Set task
Extract every record, keeping each one exactly as it is.

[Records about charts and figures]
● ● ● ●

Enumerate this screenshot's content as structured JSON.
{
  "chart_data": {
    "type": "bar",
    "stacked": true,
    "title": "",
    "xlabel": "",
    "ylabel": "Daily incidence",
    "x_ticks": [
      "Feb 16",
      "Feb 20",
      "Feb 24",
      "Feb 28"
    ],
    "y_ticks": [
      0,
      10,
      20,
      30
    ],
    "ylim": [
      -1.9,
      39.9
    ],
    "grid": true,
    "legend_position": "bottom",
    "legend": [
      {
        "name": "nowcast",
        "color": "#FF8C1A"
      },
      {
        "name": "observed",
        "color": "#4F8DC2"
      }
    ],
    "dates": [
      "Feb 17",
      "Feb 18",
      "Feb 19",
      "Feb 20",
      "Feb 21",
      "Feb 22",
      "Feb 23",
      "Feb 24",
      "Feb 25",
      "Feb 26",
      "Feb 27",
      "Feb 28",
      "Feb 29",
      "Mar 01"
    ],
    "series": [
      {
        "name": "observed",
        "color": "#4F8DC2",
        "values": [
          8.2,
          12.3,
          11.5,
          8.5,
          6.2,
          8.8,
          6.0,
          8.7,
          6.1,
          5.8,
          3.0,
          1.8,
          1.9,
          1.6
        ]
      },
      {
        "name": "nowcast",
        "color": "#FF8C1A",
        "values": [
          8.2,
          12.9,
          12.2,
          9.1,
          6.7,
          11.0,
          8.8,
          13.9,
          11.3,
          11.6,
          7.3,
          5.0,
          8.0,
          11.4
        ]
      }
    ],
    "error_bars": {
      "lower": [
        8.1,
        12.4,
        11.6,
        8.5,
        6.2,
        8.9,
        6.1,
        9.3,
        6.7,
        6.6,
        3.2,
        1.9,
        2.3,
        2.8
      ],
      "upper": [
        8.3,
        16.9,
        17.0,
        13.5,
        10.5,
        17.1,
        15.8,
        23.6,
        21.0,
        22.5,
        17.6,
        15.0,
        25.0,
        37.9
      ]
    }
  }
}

● ● ● ●

Exercise result
Enumerate this screenshot's content as structured JSON.
{
  "chart_data": {
    "type": "bar",
    "stacked": true,
    "title": "",
    "xlabel": "",
    "ylabel": "Daily incidence",
    "x_ticks": [
      "Feb 16",
      "Feb 20",
      "Feb 24",
      "Feb 28"
    ],
    "y_ticks": [
      0,
      10,
      20,
      30
    ],
    "ylim": [
      -1.9,
      39.9
    ],
    "grid": true,
    "legend_position": "bottom",
    "legend": [
      {
        "name": "nowcast",
        "color": "#FF8C1A"
      },
      {
        "name": "observed",
        "color": "#4F8DC2"
      }
    ],
    "dates": [
      "Feb 17",
      "Feb 18",
      "Feb 19",
      "Feb 20",
      "Feb 21",
      "Feb 22",
      "Feb 23",
      "Feb 24",
      "Feb 25",
      "Feb 26",
      "Feb 27",
      "Feb 28",
      "Feb 29",
      "Mar 01"
    ],
    "series": [
      {
        "name": "observed",
        "color": "#4F8DC2",
        "values": [
          8.2,
          12.3,
          11.5,
          8.5,
          6.2,
          8.8,
          6.0,
          8.7,
          6.1,
          5.8,
          3.0,
          1.8,
          1.9,
          1.6
        ]
      },
      {
        "name": "nowcast",
        "color": "#FF8C1A",
        "values": [
          8.2,
          12.9,
          12.2,
          9.1,
          6.7,
          11.0,
          8.8,
          13.9,
          11.3,
          11.6,
          7.3,
          5.0,
          8.0,
          11.4
        ]
      }
    ],
    "error_bars": {
      "lower": [
        8.1,
        12.4,
        11.6,
        8.5,
        6.2,
        8.9,
        6.1,
        9.3,
        6.7,
        6.6,
        3.2,
        1.9,
        2.3,
        2.8
      ],
      "upper": [
        8.3,
        16.9,
        17.0,
        13.5,
        10.5,
        17.1,
        15.8,
        23.6,
        21.0,
        22.5,
        17.6,
        15.0,
        25.0,
        37.9
      ]
    }
  }
}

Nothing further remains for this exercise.